(Extracted records)
>> begin
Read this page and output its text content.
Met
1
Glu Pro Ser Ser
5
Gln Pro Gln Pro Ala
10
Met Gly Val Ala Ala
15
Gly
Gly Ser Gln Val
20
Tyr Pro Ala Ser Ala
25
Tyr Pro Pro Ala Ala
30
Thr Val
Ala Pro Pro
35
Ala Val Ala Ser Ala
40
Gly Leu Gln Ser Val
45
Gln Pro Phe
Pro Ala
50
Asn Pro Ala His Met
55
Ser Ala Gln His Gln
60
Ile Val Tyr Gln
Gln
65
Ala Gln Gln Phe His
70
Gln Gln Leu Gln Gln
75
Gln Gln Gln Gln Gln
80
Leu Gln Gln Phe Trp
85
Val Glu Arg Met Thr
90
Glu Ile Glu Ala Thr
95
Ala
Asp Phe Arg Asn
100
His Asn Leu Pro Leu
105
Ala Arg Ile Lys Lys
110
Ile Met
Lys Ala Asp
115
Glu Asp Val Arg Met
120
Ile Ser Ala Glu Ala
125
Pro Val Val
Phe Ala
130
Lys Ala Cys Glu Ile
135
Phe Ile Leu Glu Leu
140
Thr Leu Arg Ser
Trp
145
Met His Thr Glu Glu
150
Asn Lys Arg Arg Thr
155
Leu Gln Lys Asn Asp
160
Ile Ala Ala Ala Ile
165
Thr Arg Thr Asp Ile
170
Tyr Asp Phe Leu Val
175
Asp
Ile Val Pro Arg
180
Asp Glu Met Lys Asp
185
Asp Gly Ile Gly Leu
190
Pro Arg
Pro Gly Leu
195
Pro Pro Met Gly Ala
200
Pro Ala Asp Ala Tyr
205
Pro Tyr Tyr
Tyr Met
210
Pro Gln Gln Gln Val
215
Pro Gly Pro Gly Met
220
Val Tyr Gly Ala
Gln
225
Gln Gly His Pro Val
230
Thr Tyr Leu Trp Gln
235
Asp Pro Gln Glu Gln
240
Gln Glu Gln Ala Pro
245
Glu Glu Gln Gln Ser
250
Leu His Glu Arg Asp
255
>> end
** Exercise task **
Print the material verbatim, all of it.

** Answer to this problem **
Read this page and output its text content.
Met
1
Glu Pro Ser Ser
5
Gln Pro Gln Pro Ala
10
Met Gly Val Ala Ala
15
Gly
Gly Ser Gln Val
20
Tyr Pro Ala Ser Ala
25
Tyr Pro Pro Ala Ala
30
Thr Val
Ala Pro Pro
35
Ala Val Ala Ser Ala
40
Gly Leu Gln Ser Val
45
Gln Pro Phe
Pro Ala
50
Asn Pro Ala His Met
55
Ser Ala Gln His Gln
60
Ile Val Tyr Gln
Gln
65
Ala Gln Gln Phe His
70
Gln Gln Leu Gln Gln
75
Gln Gln Gln Gln Gln
80
Leu Gln Gln Phe Trp
85
Val Glu Arg Met Thr
90
Glu Ile Glu Ala Thr
95
Ala
Asp Phe Arg Asn
100
His Asn Leu Pro Leu
105
Ala Arg Ile Lys Lys
110
Ile Met
Lys Ala Asp
115
Glu Asp Val Arg Met
120
Ile Ser Ala Glu Ala
125
Pro Val Val
Phe Ala
130
Lys Ala Cys Glu Ile
135
Phe Ile Leu Glu Leu
140
Thr Leu Arg Ser
Trp
145
Met His Thr Glu Glu
150
Asn Lys Arg Arg Thr
155
Leu Gln Lys Asn Asp
160
Ile Ala Ala Ala Ile
165
Thr Arg Thr Asp Ile
170
Tyr Asp Phe Leu Val
175
Asp
Ile Val Pro Arg
180
Asp Glu Met Lys Asp
185
Asp Gly Ile Gly Leu
190
Pro Arg
Pro Gly Leu
195
Pro Pro Met Gly Ala
200
Pro Ala Asp Ala Tyr
205
Pro Tyr Tyr
Tyr Met
210
Pro Gln Gln Gln Val
215
Pro Gly Pro Gly Met
220
Val Tyr Gly Ala
Gln
225
Gln Gly His Pro Val
230
Thr Tyr Leu Trp Gln
235
Asp Pro Gln Glu Gln
240
Gln Glu Gln Ala Pro
245
Glu Glu Gln Gln Ser
250
Leu His Glu Arg Asp
255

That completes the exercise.